• Text under study:
###
As the days drag on and Biden racks up a bigger lead in state after state, the Trump campaign is still fighting in court in numerous states, including Arizona, Georgia, Michigan, Nevada, Pennsylvania, and Wisconsin. It's Pennsylvania's 20 electoral votes that Trump really wants, however, and where a flurry of some his most bullshit legal claims have been centered. One of those cases is so bad, his own campaign has had to admit one key claim was frivolous, and has scrapped it.
On Sunday, the campaign removed a key component of its claim against Democratic counties in Pennsylvania, that election officials had limited their observers’ ability to watch the vote counts. The campaign has been trying to nullify more than 600,000 votes on this claim, and now have had to revise their case. Because it was bullshit. Now the case is alleging only that some Democratic counties allowed voters who had errors on their mail-in ballots were allowed to fix them before Election Day. The number of ballots now in contention is far too small to change the outcome of the election, even though the campaign is still asking U.S. District Court Judge Matthew Brann to prevent the state from certifying the election. Pennsylvania Secretary of State Kathy Boockvar amended and resubmitted her request for the judge to dismiss the lawsuit, writing the Trump amended suit "materially narrows the pending allegations to a single claim."
###
• Work request: Reproduce verbatim the portion of the article on the Trump campaign's Pennsylvania lawsuit that runs from "As the days" up to and including "has scrapped it.".

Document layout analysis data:
###
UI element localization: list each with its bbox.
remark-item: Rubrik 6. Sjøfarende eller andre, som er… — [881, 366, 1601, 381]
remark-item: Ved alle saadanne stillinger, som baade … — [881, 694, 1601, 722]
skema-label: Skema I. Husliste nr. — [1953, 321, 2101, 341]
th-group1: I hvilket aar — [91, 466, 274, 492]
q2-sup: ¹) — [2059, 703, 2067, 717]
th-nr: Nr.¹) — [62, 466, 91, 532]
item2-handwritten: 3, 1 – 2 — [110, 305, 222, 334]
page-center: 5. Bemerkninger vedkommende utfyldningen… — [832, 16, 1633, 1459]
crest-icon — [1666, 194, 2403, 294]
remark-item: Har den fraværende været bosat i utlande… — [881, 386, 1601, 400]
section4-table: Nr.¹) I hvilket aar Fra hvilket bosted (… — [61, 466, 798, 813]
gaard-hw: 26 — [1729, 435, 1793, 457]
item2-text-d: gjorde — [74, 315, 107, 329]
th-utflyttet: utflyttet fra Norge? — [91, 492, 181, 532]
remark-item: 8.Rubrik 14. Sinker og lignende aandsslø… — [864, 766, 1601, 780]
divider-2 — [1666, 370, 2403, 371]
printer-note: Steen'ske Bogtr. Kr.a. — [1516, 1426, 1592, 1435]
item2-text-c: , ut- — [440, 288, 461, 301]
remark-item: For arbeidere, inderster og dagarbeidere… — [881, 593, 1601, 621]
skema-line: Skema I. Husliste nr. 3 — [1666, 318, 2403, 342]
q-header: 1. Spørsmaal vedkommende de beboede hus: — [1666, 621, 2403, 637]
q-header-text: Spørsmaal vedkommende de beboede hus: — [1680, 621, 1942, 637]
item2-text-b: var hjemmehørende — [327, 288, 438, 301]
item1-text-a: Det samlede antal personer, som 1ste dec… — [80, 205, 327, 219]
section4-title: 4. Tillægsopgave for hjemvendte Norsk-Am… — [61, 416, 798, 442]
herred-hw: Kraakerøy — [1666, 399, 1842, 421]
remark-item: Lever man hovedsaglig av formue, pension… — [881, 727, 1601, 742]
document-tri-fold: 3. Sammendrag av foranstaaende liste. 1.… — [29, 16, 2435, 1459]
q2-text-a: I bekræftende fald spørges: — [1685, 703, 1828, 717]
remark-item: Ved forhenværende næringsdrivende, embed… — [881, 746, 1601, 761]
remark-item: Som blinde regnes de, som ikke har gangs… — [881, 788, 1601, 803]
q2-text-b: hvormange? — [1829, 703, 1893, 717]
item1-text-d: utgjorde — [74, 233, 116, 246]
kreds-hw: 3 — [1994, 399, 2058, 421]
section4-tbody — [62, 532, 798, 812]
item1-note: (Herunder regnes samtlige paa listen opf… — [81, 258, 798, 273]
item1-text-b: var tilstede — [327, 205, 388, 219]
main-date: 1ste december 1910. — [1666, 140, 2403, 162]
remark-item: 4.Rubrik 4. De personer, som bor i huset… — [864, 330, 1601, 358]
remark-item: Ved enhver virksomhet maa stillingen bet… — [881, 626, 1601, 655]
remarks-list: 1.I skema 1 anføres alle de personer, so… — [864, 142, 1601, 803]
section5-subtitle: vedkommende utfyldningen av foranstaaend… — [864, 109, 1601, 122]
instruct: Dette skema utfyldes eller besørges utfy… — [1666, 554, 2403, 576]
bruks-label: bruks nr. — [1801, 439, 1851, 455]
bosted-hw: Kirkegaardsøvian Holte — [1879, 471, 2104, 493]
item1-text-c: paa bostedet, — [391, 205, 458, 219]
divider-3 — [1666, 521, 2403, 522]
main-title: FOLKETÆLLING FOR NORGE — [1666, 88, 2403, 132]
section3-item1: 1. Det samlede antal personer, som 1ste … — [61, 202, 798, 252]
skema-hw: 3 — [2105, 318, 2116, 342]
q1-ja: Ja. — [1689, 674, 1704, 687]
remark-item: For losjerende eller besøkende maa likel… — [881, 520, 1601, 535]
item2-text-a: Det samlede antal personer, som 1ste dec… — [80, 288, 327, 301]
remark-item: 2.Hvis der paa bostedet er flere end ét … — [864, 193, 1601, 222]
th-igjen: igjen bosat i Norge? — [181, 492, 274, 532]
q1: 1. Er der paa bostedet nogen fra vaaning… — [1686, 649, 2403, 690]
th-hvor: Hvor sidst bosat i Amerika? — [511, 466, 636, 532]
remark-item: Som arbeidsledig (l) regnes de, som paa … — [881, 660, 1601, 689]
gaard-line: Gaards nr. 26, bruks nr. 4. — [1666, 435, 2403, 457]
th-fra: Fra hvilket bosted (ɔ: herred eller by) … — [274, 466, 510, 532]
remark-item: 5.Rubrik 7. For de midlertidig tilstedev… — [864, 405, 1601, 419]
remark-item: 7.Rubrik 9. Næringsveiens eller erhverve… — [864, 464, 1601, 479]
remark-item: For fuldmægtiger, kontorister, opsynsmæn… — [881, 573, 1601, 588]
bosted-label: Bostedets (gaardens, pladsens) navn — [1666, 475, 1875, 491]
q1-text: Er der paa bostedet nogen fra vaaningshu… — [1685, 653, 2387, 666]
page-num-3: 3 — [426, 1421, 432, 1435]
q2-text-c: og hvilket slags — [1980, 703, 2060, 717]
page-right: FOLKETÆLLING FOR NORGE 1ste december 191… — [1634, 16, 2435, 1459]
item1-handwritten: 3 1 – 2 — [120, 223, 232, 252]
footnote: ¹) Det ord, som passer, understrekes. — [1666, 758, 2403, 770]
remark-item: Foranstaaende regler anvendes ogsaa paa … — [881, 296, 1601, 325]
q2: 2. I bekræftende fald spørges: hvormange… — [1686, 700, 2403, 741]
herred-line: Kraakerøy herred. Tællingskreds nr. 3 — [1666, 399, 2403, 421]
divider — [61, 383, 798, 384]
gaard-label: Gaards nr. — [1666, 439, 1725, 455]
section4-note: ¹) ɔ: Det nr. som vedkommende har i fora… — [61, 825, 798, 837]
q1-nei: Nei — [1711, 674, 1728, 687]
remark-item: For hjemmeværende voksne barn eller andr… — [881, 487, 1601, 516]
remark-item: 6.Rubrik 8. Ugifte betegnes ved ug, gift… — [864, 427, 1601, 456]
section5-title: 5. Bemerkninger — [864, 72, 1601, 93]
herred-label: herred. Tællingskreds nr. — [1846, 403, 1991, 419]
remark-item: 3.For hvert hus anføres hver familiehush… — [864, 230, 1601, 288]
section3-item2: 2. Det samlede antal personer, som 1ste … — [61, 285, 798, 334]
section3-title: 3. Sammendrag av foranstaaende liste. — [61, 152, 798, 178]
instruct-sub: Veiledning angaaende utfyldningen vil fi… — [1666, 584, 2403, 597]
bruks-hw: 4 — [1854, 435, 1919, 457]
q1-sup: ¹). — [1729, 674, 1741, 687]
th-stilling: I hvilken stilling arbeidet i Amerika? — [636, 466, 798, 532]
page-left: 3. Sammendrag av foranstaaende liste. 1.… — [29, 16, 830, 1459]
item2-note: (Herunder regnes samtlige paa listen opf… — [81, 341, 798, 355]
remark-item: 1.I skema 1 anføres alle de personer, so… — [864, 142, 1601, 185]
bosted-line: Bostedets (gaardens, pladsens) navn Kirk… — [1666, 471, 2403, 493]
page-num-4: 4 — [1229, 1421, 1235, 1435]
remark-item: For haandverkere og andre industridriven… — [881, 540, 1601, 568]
###
• Output of the task:
As the days drag on and Biden racks up a bigger lead in state after state, the Trump campaign is still fighting in court in numerous states, including Arizona, Georgia, Michigan, Nevada, Pennsylvania, and Wisconsin. It's Pennsylvania's 20 electoral votes that Trump really wants, however, and where a flurry of some his most bullshit legal claims have been centered. One of those cases is so bad, his own campaign has had to admit one key claim was frivolous, and has scrapped it.